Task requirements —
Return all lines that include the string "color".

Stored records —

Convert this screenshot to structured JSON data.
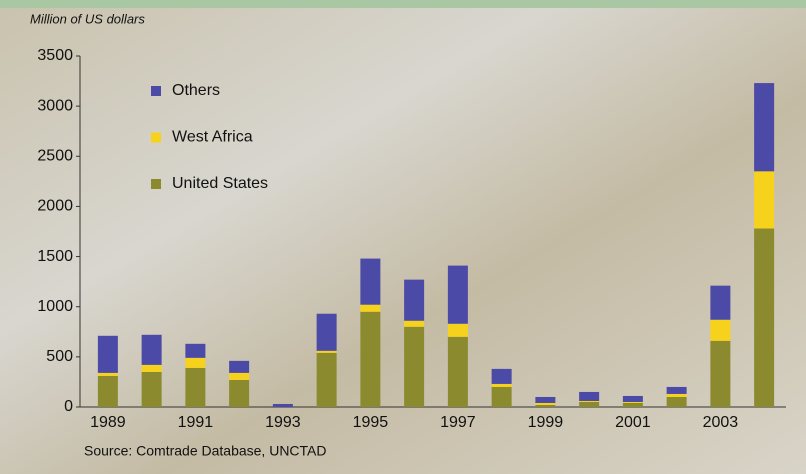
{
  "chart_data": {
    "type": "stacked_bar",
    "y_label": "Million of US dollars",
    "source": "Source: Comtrade Database, UNCTAD",
    "categories": [
      "1989",
      null,
      "1991",
      null,
      "1993",
      null,
      "1995",
      null,
      "1997",
      null,
      "1999",
      null,
      "2001",
      null,
      "2003",
      null
    ],
    "series": [
      {
        "name": "United States",
        "color": "#8c8a2e",
        "values": [
          310,
          350,
          390,
          270,
          0,
          540,
          950,
          800,
          700,
          200,
          20,
          50,
          40,
          100,
          660,
          1780
        ]
      },
      {
        "name": "West Africa",
        "color": "#f7d21c",
        "values": [
          30,
          70,
          100,
          70,
          0,
          20,
          70,
          60,
          130,
          30,
          20,
          10,
          10,
          30,
          210,
          570
        ]
      },
      {
        "name": "Others",
        "color": "#4b4aa6",
        "values": [
          370,
          300,
          140,
          120,
          30,
          370,
          460,
          410,
          580,
          150,
          60,
          90,
          60,
          70,
          340,
          880
        ]
      }
    ],
    "ylim": [
      0,
      3500
    ],
    "yticks": [
      0,
      500,
      1000,
      1500,
      2000,
      2500,
      3000,
      3500
    ],
    "legend": "upper left"
  }
}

Output for this exercise —
        "color": "#8c8a2e",
        "color": "#f7d21c",
        "color": "#4b4aa6",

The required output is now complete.